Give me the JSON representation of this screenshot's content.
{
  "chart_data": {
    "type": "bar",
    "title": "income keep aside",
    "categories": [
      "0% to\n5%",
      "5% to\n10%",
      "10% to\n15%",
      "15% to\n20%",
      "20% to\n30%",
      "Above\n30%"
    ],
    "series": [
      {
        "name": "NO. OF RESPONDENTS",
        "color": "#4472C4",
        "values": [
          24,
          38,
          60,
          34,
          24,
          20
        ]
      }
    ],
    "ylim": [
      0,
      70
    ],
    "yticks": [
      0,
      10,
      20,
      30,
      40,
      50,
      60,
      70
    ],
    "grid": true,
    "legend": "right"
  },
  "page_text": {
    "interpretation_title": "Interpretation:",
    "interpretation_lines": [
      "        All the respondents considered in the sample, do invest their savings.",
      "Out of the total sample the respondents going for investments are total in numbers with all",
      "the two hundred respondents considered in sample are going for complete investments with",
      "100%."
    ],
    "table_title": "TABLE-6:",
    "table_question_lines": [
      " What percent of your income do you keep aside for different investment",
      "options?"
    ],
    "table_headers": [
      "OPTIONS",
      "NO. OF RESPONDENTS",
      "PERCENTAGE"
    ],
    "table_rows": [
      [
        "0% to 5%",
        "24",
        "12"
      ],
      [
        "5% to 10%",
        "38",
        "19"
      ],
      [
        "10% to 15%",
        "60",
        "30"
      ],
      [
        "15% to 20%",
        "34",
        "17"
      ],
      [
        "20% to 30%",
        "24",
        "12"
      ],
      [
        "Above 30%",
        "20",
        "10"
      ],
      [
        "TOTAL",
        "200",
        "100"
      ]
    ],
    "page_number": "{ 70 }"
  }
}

++++

• EXERCISE DESCRIPTION
All of the material above needs to be copied exactly.

• EXERCISE OUTPUT
Give me the JSON representation of this screenshot's content.
{
  "chart_data": {
    "type": "bar",
    "title": "income keep aside",
    "categories": [
      "0% to\n5%",
      "5% to\n10%",
      "10% to\n15%",
      "15% to\n20%",
      "20% to\n30%",
      "Above\n30%"
    ],
    "series": [
      {
        "name": "NO. OF RESPONDENTS",
        "color": "#4472C4",
        "values": [
          24,
          38,
          60,
          34,
          24,
          20
        ]
      }
    ],
    "ylim": [
      0,
      70
    ],
    "yticks": [
      0,
      10,
      20,
      30,
      40,
      50,
      60,
      70
    ],
    "grid": true,
    "legend": "right"
  },
  "page_text": {
    "interpretation_title": "Interpretation:",
    "interpretation_lines": [
      "        All the respondents considered in the sample, do invest their savings.",
      "Out of the total sample the respondents going for investments are total in numbers with all",
      "the two hundred respondents considered in sample are going for complete investments with",
      "100%."
    ],
    "table_title": "TABLE-6:",
    "table_question_lines": [
      " What percent of your income do you keep aside for different investment",
      "options?"
    ],
    "table_headers": [
      "OPTIONS",
      "NO. OF RESPONDENTS",
      "PERCENTAGE"
    ],
    "table_rows": [
      [
        "0% to 5%",
        "24",
        "12"
      ],
      [
        "5% to 10%",
        "38",
        "19"
      ],
      [
        "10% to 15%",
        "60",
        "30"
      ],
      [
        "15% to 20%",
        "34",
        "17"
      ],
      [
        "20% to 30%",
        "24",
        "12"
      ],
      [
        "Above 30%",
        "20",
        "10"
      ],
      [
        "TOTAL",
        "200",
        "100"
      ]
    ],
    "page_number": "{ 70 }"
  }
}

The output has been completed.